--- Start ROWS ---

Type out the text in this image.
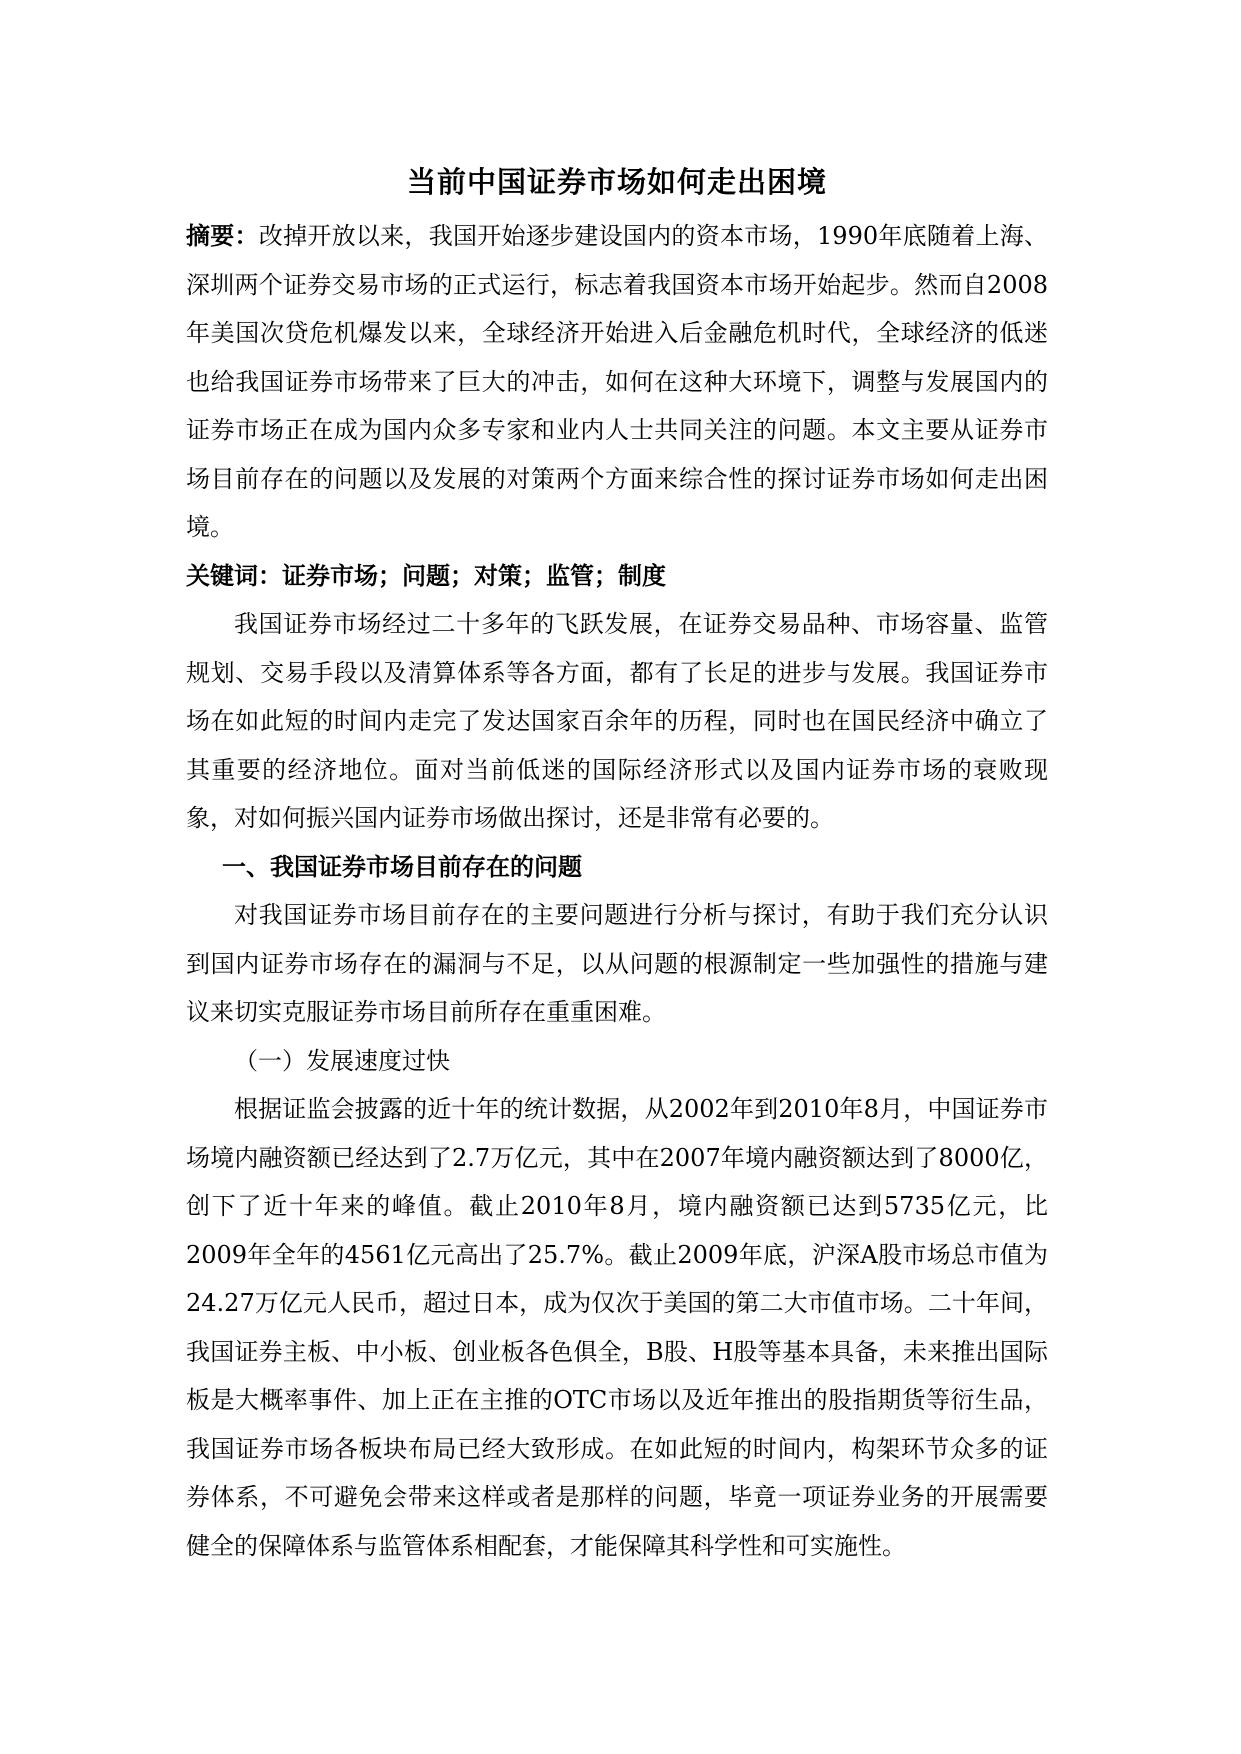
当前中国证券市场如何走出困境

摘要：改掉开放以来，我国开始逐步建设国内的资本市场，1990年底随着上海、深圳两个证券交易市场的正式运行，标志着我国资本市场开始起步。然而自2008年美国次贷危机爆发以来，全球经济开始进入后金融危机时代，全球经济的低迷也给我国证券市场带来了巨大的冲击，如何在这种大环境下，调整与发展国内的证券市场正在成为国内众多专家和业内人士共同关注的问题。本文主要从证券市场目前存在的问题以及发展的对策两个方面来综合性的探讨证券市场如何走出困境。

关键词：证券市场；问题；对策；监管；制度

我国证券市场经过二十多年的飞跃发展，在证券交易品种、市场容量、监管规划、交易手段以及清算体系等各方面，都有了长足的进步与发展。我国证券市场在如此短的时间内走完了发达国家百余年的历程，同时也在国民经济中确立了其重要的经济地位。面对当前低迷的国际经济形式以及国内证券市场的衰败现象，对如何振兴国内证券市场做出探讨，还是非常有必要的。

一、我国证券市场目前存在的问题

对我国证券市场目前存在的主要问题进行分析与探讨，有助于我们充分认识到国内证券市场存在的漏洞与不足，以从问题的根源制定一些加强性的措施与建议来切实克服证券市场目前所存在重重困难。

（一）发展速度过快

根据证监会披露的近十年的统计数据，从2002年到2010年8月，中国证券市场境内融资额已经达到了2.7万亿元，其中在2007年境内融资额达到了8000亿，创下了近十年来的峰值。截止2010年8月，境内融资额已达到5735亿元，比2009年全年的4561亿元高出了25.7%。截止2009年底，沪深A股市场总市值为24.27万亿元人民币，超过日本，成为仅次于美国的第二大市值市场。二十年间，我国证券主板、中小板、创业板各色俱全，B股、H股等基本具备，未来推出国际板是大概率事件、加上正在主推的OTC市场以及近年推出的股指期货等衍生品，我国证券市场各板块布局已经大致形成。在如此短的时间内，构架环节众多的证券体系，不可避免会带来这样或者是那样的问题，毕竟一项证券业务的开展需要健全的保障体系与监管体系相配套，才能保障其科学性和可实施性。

--- End ROWS ---
--- Start ROWS ---

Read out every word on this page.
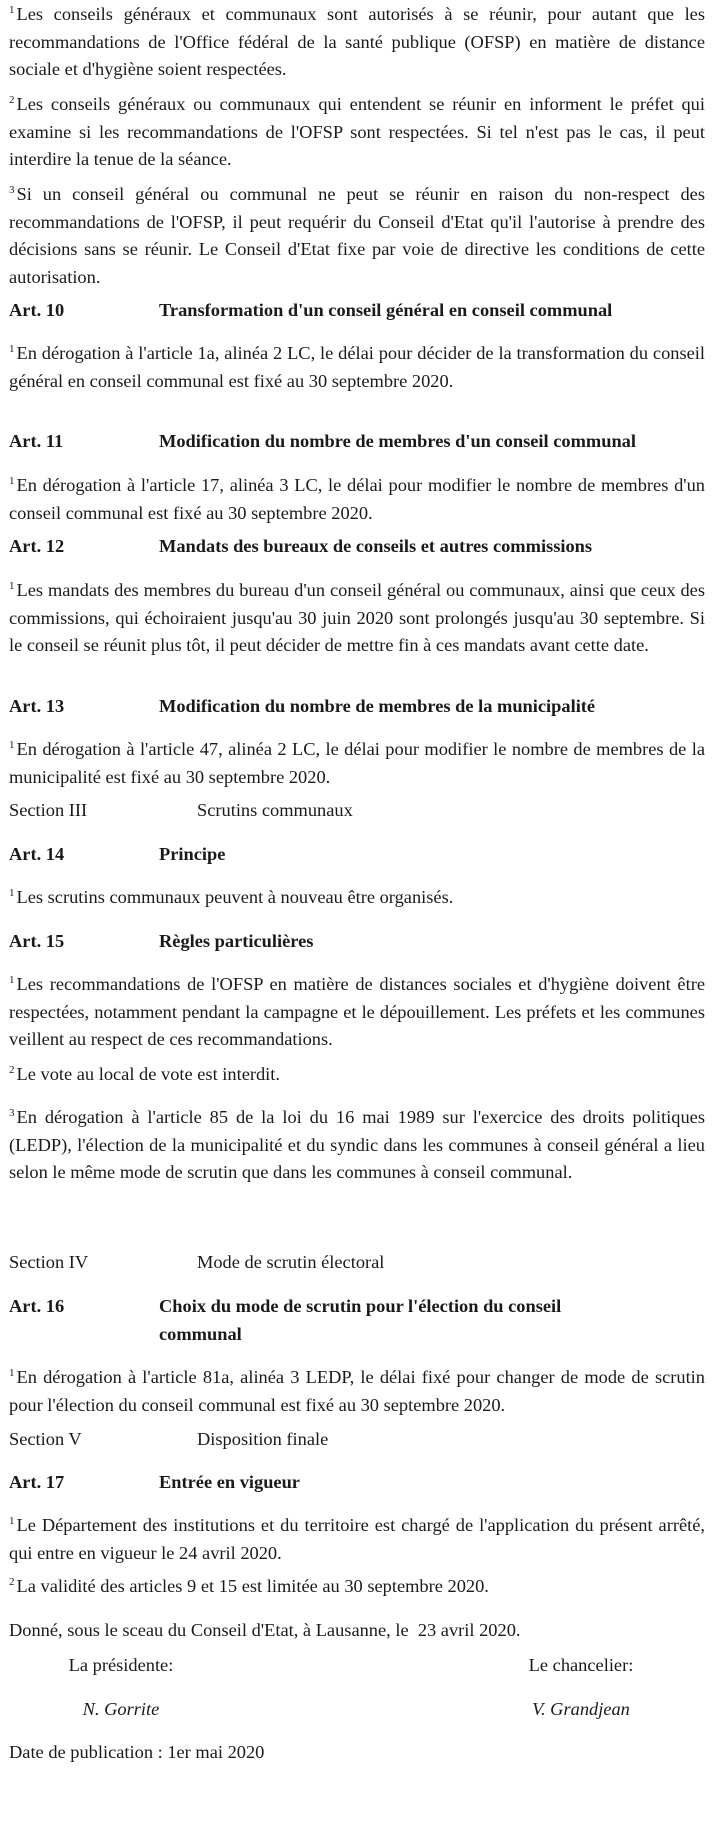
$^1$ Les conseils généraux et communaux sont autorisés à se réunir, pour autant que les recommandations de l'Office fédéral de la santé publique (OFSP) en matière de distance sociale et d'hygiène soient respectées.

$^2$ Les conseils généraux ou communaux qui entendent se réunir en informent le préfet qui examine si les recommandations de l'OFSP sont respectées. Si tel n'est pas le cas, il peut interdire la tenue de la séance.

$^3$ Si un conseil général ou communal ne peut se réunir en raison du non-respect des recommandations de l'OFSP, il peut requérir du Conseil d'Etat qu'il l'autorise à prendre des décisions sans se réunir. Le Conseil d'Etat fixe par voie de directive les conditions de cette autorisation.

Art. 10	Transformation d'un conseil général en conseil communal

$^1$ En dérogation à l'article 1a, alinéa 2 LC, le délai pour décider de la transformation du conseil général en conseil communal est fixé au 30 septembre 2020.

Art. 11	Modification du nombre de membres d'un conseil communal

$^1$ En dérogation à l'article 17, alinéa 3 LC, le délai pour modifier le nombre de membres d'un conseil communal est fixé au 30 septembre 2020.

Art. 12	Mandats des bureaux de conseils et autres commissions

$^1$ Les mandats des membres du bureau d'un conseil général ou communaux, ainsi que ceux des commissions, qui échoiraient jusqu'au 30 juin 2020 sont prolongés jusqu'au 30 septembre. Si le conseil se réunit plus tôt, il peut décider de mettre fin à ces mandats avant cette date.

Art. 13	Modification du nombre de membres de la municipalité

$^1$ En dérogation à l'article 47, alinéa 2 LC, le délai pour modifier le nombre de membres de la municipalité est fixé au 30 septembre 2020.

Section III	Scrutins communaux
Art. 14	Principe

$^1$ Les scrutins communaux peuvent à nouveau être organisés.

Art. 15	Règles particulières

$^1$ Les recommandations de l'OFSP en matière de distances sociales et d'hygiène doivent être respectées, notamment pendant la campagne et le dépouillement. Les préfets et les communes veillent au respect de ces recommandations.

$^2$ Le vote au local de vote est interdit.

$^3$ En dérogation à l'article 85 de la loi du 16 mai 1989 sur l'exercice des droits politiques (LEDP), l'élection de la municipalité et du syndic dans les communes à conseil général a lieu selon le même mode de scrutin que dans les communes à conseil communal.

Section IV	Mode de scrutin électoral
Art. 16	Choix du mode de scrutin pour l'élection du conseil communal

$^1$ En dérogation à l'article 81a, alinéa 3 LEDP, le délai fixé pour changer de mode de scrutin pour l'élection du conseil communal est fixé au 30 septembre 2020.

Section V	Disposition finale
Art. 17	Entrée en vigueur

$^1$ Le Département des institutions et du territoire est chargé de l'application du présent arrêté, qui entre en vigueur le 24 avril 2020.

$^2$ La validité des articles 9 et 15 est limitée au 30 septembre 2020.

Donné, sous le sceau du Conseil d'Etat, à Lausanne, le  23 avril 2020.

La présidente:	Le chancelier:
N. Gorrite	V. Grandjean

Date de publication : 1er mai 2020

--- End ROWS ---
--- Start ROWS ---

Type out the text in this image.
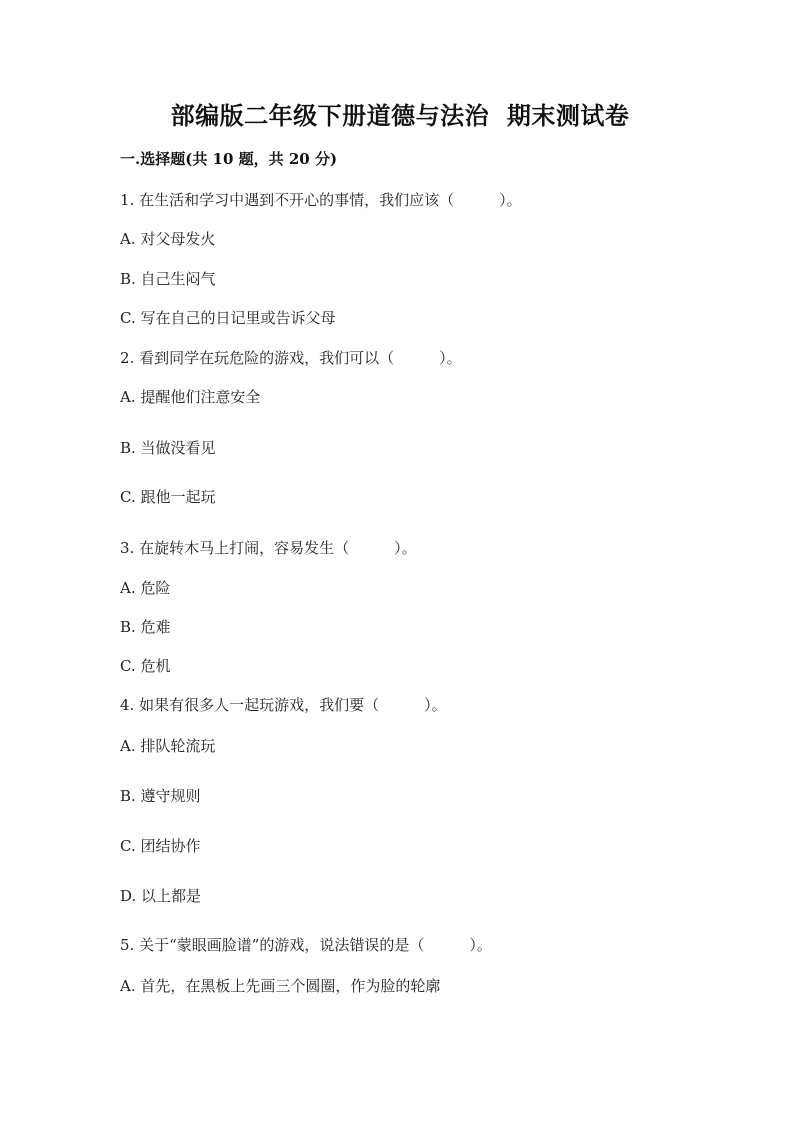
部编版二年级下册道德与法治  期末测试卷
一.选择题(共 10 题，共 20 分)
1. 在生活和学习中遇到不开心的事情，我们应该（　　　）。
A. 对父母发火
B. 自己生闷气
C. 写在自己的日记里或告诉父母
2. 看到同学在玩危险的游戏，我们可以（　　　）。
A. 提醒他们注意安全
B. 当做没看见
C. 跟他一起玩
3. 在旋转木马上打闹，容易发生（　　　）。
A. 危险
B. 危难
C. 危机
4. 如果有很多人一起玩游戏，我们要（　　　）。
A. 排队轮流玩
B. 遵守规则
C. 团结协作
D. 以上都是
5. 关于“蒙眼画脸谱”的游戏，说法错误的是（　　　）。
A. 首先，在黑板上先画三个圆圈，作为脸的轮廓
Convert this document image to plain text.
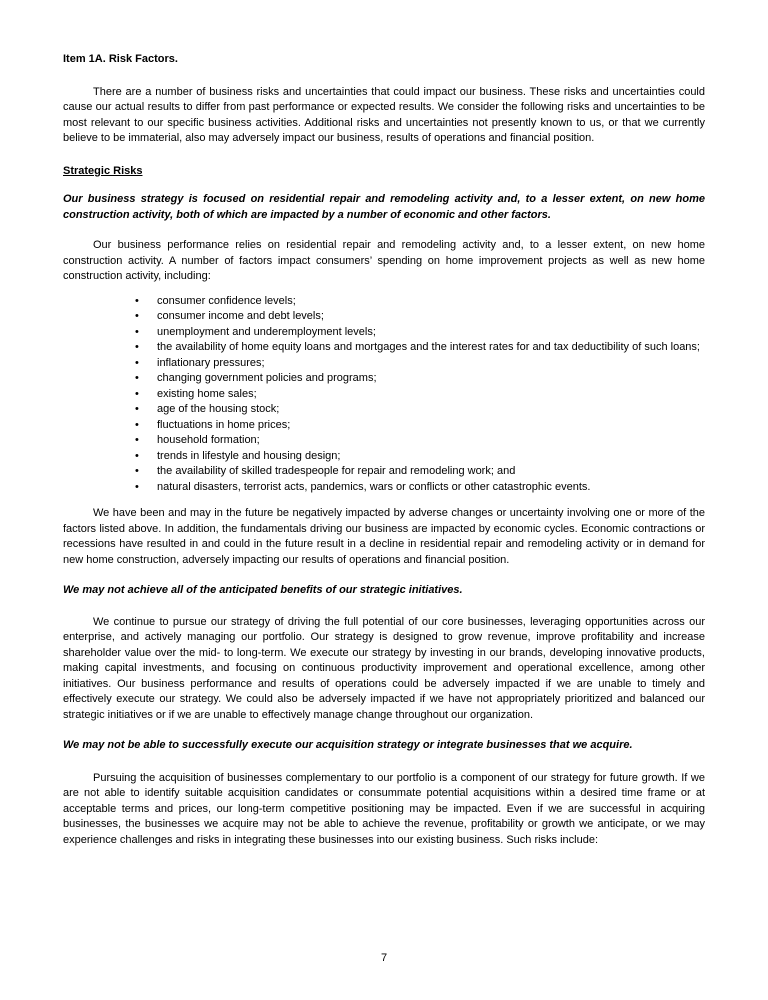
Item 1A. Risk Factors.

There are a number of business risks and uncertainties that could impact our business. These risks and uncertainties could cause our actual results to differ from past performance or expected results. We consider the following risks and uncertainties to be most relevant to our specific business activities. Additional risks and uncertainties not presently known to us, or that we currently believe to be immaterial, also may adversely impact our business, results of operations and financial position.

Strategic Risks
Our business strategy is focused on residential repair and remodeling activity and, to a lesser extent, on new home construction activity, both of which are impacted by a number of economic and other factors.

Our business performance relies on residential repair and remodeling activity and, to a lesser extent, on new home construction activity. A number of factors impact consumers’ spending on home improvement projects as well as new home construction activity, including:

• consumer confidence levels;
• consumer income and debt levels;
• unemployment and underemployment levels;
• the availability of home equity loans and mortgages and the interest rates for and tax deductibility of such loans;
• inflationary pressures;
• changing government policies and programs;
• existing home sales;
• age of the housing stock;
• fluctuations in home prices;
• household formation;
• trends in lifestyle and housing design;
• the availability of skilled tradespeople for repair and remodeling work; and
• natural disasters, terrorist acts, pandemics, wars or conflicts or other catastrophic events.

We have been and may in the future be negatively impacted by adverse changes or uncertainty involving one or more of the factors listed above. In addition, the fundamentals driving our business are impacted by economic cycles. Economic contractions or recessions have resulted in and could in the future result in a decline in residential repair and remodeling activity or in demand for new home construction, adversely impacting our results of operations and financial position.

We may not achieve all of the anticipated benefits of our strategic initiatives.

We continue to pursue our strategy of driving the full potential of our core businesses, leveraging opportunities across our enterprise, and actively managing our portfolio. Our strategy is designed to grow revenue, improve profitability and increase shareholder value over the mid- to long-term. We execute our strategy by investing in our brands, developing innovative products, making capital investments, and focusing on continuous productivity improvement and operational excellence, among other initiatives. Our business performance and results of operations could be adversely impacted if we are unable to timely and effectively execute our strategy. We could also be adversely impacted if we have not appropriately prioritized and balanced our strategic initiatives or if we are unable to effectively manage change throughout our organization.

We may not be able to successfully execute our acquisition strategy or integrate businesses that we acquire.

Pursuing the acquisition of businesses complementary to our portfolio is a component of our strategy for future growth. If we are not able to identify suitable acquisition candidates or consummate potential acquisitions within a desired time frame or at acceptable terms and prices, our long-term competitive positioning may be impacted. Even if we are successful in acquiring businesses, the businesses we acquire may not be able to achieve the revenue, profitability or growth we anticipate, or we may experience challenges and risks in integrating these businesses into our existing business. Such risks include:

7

--- End ROWS ---

EXERCISE TASK
Pick out every line of the listing containing the word "initiatives", and show those lines.

WRITTEN ANSWER
We may not achieve all of the anticipated benefits of our strategic initiatives.
We continue to pursue our strategy of driving the full potential of our core businesses, leveraging opportunities across our enterprise, and actively managing our portfolio. Our strategy is designed to grow revenue, improve profitability and increase shareholder value over the mid- to long-term. We execute our strategy by investing in our brands, developing innovative products, making capital investments, and focusing on continuous productivity improvement and operational excellence, among other initiatives. Our business performance and results of operations could be adversely impacted if we are unable to timely and effectively execute our strategy. We could also be adversely impacted if we have not appropriately prioritized and balanced our strategic initiatives or if we are unable to effectively manage change throughout our organization.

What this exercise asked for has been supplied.